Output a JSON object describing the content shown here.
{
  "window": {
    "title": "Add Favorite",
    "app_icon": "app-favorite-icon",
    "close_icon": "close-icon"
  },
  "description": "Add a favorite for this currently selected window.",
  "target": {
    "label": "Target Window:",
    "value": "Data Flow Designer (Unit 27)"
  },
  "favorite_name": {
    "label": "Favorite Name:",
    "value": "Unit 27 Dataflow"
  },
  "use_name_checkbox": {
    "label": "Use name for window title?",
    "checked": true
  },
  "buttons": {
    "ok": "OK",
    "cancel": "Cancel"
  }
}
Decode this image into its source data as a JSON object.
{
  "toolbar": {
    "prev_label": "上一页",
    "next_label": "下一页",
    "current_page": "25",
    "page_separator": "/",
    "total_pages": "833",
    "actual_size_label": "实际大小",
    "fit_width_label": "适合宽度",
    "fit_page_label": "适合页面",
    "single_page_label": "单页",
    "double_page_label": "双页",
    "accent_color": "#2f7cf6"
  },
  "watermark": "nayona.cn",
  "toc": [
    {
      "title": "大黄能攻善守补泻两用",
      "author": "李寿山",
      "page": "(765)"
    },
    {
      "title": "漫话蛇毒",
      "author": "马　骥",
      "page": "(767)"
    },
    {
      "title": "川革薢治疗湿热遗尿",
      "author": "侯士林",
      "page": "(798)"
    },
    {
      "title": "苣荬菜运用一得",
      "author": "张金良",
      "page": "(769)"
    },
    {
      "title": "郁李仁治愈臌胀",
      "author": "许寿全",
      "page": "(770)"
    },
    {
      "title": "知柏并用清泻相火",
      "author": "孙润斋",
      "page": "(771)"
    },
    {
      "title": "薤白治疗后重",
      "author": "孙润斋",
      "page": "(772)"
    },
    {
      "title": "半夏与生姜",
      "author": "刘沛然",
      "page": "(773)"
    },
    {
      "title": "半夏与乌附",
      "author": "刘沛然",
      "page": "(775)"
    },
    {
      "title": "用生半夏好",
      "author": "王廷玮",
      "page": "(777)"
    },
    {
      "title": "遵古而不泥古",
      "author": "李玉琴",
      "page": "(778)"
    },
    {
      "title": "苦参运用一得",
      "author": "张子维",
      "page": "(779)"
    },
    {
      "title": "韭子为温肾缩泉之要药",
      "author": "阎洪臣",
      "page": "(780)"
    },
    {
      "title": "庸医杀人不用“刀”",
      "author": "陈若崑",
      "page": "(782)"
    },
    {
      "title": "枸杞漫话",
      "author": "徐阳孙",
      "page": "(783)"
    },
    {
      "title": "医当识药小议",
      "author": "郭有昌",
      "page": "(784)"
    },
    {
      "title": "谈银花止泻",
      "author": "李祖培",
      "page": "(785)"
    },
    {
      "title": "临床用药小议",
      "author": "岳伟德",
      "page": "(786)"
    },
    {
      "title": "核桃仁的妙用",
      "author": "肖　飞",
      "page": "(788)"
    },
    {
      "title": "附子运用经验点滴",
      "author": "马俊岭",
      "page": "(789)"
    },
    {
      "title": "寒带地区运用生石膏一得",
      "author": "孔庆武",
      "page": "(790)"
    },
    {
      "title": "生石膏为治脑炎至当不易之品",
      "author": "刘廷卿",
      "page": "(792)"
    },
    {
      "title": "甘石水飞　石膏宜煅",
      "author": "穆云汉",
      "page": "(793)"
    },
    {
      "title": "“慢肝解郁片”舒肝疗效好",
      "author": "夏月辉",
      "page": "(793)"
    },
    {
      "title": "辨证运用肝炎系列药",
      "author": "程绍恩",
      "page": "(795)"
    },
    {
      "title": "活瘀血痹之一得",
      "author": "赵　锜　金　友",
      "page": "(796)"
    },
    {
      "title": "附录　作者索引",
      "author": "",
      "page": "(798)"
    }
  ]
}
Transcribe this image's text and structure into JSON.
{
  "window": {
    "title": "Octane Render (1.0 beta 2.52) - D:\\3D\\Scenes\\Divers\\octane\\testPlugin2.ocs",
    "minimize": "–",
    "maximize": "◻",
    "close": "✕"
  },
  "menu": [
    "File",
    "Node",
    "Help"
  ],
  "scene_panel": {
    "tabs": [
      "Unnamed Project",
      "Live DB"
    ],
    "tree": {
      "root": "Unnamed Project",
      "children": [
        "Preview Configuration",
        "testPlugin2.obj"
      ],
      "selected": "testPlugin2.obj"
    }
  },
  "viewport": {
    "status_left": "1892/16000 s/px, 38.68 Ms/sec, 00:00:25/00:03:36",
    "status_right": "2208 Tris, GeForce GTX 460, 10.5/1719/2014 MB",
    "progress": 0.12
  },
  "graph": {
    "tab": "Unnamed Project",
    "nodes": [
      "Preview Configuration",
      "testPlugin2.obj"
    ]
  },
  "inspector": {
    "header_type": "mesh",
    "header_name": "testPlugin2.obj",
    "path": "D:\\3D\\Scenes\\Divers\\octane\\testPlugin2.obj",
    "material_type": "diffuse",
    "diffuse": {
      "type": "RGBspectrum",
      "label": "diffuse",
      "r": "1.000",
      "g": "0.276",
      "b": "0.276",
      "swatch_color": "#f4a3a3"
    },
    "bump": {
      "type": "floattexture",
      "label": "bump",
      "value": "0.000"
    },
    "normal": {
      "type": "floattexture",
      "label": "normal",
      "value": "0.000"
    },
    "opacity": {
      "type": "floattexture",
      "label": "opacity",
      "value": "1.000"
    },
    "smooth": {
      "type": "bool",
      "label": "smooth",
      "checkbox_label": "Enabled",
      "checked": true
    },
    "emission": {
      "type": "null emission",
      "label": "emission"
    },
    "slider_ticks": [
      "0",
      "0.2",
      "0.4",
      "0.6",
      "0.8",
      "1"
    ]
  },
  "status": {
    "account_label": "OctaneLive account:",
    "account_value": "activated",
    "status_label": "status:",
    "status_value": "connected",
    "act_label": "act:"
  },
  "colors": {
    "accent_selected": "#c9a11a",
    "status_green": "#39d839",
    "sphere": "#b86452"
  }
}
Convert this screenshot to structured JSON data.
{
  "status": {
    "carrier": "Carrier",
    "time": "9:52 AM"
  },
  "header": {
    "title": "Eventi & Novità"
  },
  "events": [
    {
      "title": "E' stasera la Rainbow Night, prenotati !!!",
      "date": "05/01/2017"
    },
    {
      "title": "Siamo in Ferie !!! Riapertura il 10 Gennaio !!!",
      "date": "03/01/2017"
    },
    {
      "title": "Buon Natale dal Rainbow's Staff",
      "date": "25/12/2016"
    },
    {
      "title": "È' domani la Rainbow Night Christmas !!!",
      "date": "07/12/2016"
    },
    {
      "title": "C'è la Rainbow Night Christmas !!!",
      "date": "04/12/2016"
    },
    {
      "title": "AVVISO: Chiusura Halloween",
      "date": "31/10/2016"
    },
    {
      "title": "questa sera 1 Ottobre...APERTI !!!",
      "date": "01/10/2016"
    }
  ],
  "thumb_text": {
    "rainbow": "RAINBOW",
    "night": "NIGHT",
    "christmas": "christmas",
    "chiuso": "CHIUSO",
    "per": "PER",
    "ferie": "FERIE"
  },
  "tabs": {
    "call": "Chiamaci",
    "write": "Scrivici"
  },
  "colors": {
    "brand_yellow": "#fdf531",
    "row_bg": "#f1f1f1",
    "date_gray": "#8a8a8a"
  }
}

--- --- ---

GIVEN PROBLEM => Extract each record, keeping it identical to the original.

ANSWER =>
Output a JSON object describing the content shown here.
{
  "window": {
    "title": "Add Favorite",
    "app_icon": "app-favorite-icon",
    "close_icon": "close-icon"
  },
  "description": "Add a favorite for this currently selected window.",
  "target": {
    "label": "Target Window:",
    "value": "Data Flow Designer (Unit 27)"
  },
  "favorite_name": {
    "label": "Favorite Name:",
    "value": "Unit 27 Dataflow"
  },
  "use_name_checkbox": {
    "label": "Use name for window title?",
    "checked": true
  },
  "buttons": {
    "ok": "OK",
    "cancel": "Cancel"
  }
}
Decode this image into its source data as a JSON object.
{
  "toolbar": {
    "prev_label": "上一页",
    "next_label": "下一页",
    "current_page": "25",
    "page_separator": "/",
    "total_pages": "833",
    "actual_size_label": "实际大小",
    "fit_width_label": "适合宽度",
    "fit_page_label": "适合页面",
    "single_page_label": "单页",
    "double_page_label": "双页",
    "accent_color": "#2f7cf6"
  },
  "watermark": "nayona.cn",
  "toc": [
    {
      "title": "大黄能攻善守补泻两用",
      "author": "李寿山",
      "page": "(765)"
    },
    {
      "title": "漫话蛇毒",
      "author": "马　骥",
      "page": "(767)"
    },
    {
      "title": "川革薢治疗湿热遗尿",
      "author": "侯士林",
      "page": "(798)"
    },
    {
      "title": "苣荬菜运用一得",
      "author": "张金良",
      "page": "(769)"
    },
    {
      "title": "郁李仁治愈臌胀",
      "author": "许寿全",
      "page": "(770)"
    },
    {
      "title": "知柏并用清泻相火",
      "author": "孙润斋",
      "page": "(771)"
    },
    {
      "title": "薤白治疗后重",
      "author": "孙润斋",
      "page": "(772)"
    },
    {
      "title": "半夏与生姜",
      "author": "刘沛然",
      "page": "(773)"
    },
    {
      "title": "半夏与乌附",
      "author": "刘沛然",
      "page": "(775)"
    },
    {
      "title": "用生半夏好",
      "author": "王廷玮",
      "page": "(777)"
    },
    {
      "title": "遵古而不泥古",
      "author": "李玉琴",
      "page": "(778)"
    },
    {
      "title": "苦参运用一得",
      "author": "张子维",
      "page": "(779)"
    },
    {
      "title": "韭子为温肾缩泉之要药",
      "author": "阎洪臣",
      "page": "(780)"
    },
    {
      "title": "庸医杀人不用“刀”",
      "author": "陈若崑",
      "page": "(782)"
    },
    {
      "title": "枸杞漫话",
      "author": "徐阳孙",
      "page": "(783)"
    },
    {
      "title": "医当识药小议",
      "author": "郭有昌",
      "page": "(784)"
    },
    {
      "title": "谈银花止泻",
      "author": "李祖培",
      "page": "(785)"
    },
    {
      "title": "临床用药小议",
      "author": "岳伟德",
      "page": "(786)"
    },
    {
      "title": "核桃仁的妙用",
      "author": "肖　飞",
      "page": "(788)"
    },
    {
      "title": "附子运用经验点滴",
      "author": "马俊岭",
      "page": "(789)"
    },
    {
      "title": "寒带地区运用生石膏一得",
      "author": "孔庆武",
      "page": "(790)"
    },
    {
      "title": "生石膏为治脑炎至当不易之品",
      "author": "刘廷卿",
      "page": "(792)"
    },
    {
      "title": "甘石水飞　石膏宜煅",
      "author": "穆云汉",
      "page": "(793)"
    },
    {
      "title": "“慢肝解郁片”舒肝疗效好",
      "author": "夏月辉",
      "page": "(793)"
    },
    {
      "title": "辨证运用肝炎系列药",
      "author": "程绍恩",
      "page": "(795)"
    },
    {
      "title": "活瘀血痹之一得",
      "author": "赵　锜　金　友",
      "page": "(796)"
    },
    {
      "title": "附录　作者索引",
      "author": "",
      "page": "(798)"
    }
  ]
}
Transcribe this image's text and structure into JSON.
{
  "window": {
    "title": "Octane Render (1.0 beta 2.52) - D:\\3D\\Scenes\\Divers\\octane\\testPlugin2.ocs",
    "minimize": "–",
    "maximize": "◻",
    "close": "✕"
  },
  "menu": [
    "File",
    "Node",
    "Help"
  ],
  "scene_panel": {
    "tabs": [
      "Unnamed Project",
      "Live DB"
    ],
    "tree": {
      "root": "Unnamed Project",
      "children": [
        "Preview Configuration",
        "testPlugin2.obj"
      ],
      "selected": "testPlugin2.obj"
    }
  },
  "viewport": {
    "status_left": "1892/16000 s/px, 38.68 Ms/sec, 00:00:25/00:03:36",
    "status_right": "2208 Tris, GeForce GTX 460, 10.5/1719/2014 MB",
    "progress": 0.12
  },
  "graph": {
    "tab": "Unnamed Project",
    "nodes": [
      "Preview Configuration",
      "testPlugin2.obj"
    ]
  },
  "inspector": {
    "header_type": "mesh",
    "header_name": "testPlugin2.obj",
    "path": "D:\\3D\\Scenes\\Divers\\octane\\testPlugin2.obj",
    "material_type": "diffuse",
    "diffuse": {
      "type": "RGBspectrum",
      "label": "diffuse",
      "r": "1.000",
      "g": "0.276",
      "b": "0.276",
      "swatch_color": "#f4a3a3"
    },
    "bump": {
      "type": "floattexture",
      "label": "bump",
      "value": "0.000"
    },
    "normal": {
      "type": "floattexture",
      "label": "normal",
      "value": "0.000"
    },
    "opacity": {
      "type": "floattexture",
      "label": "opacity",
      "value": "1.000"
    },
    "smooth": {
      "type": "bool",
      "label": "smooth",
      "checkbox_label": "Enabled",
      "checked": true
    },
    "emission": {
      "type": "null emission",
      "label": "emission"
    },
    "slider_ticks": [
      "0",
      "0.2",
      "0.4",
      "0.6",
      "0.8",
      "1"
    ]
  },
  "status": {
    "account_label": "OctaneLive account:",
    "account_value": "activated",
    "status_label": "status:",
    "status_value": "connected",
    "act_label": "act:"
  },
  "colors": {
    "accent_selected": "#c9a11a",
    "status_green": "#39d839",
    "sphere": "#b86452"
  }
}
Convert this screenshot to structured JSON data.
{
  "status": {
    "carrier": "Carrier",
    "time": "9:52 AM"
  },
  "header": {
    "title": "Eventi & Novità"
  },
  "events": [
    {
      "title": "E' stasera la Rainbow Night, prenotati !!!",
      "date": "05/01/2017"
    },
    {
      "title": "Siamo in Ferie !!! Riapertura il 10 Gennaio !!!",
      "date": "03/01/2017"
    },
    {
      "title": "Buon Natale dal Rainbow's Staff",
      "date": "25/12/2016"
    },
    {
      "title": "È' domani la Rainbow Night Christmas !!!",
      "date": "07/12/2016"
    },
    {
      "title": "C'è la Rainbow Night Christmas !!!",
      "date": "04/12/2016"
    },
    {
      "title": "AVVISO: Chiusura Halloween",
      "date": "31/10/2016"
    },
    {
      "title": "questa sera 1 Ottobre...APERTI !!!",
      "date": "01/10/2016"
    }
  ],
  "thumb_text": {
    "rainbow": "RAINBOW",
    "night": "NIGHT",
    "christmas": "christmas",
    "chiuso": "CHIUSO",
    "per": "PER",
    "ferie": "FERIE"
  },
  "tabs": {
    "call": "Chiamaci",
    "write": "Scrivici"
  },
  "colors": {
    "brand_yellow": "#fdf531",
    "row_bg": "#f1f1f1",
    "date_gray": "#8a8a8a"
  }
}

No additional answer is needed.